Work item
Retype the whole listing that follows so that it matches the original exactly.

--- START ---

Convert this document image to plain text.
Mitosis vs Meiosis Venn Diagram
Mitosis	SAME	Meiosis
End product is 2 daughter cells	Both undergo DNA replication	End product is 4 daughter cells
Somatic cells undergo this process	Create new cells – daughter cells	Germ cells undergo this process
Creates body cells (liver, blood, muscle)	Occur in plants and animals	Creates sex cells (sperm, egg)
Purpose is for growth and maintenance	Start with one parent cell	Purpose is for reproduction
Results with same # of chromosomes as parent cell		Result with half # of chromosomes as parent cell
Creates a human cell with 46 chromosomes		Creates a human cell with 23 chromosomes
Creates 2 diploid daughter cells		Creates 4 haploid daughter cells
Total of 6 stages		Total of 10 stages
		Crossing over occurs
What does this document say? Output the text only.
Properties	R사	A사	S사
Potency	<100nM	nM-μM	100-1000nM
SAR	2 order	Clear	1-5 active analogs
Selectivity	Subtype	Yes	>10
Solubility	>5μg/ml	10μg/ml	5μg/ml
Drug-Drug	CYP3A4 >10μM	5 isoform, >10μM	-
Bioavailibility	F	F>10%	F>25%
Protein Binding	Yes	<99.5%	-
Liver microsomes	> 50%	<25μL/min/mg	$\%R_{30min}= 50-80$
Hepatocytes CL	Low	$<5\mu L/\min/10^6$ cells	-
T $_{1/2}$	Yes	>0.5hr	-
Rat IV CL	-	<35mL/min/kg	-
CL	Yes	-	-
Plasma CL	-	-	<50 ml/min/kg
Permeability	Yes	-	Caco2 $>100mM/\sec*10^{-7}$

--- END ---

Result of the exercise
Convert this document image to plain text.
Mitosis vs Meiosis Venn Diagram
Mitosis	SAME	Meiosis
End product is 2 daughter cells	Both undergo DNA replication	End product is 4 daughter cells
Somatic cells undergo this process	Create new cells – daughter cells	Germ cells undergo this process
Creates body cells (liver, blood, muscle)	Occur in plants and animals	Creates sex cells (sperm, egg)
Purpose is for growth and maintenance	Start with one parent cell	Purpose is for reproduction
Results with same # of chromosomes as parent cell		Result with half # of chromosomes as parent cell
Creates a human cell with 46 chromosomes		Creates a human cell with 23 chromosomes
Creates 2 diploid daughter cells		Creates 4 haploid daughter cells
Total of 6 stages		Total of 10 stages
		Crossing over occurs
What does this document say? Output the text only.
Properties	R사	A사	S사
Potency	<100nM	nM-μM	100-1000nM
SAR	2 order	Clear	1-5 active analogs
Selectivity	Subtype	Yes	>10
Solubility	>5μg/ml	10μg/ml	5μg/ml
Drug-Drug	CYP3A4 >10μM	5 isoform, >10μM	-
Bioavailibility	F	F>10%	F>25%
Protein Binding	Yes	<99.5%	-
Liver microsomes	> 50%	<25μL/min/mg	$\%R_{30min}= 50-80$
Hepatocytes CL	Low	$<5\mu L/\min/10^6$ cells	-
T $_{1/2}$	Yes	>0.5hr	-
Rat IV CL	-	<35mL/min/kg	-
CL	Yes	-	-
Plasma CL	-	-	<50 ml/min/kg
Permeability	Yes	-	Caco2 $>100mM/\sec*10^{-7}$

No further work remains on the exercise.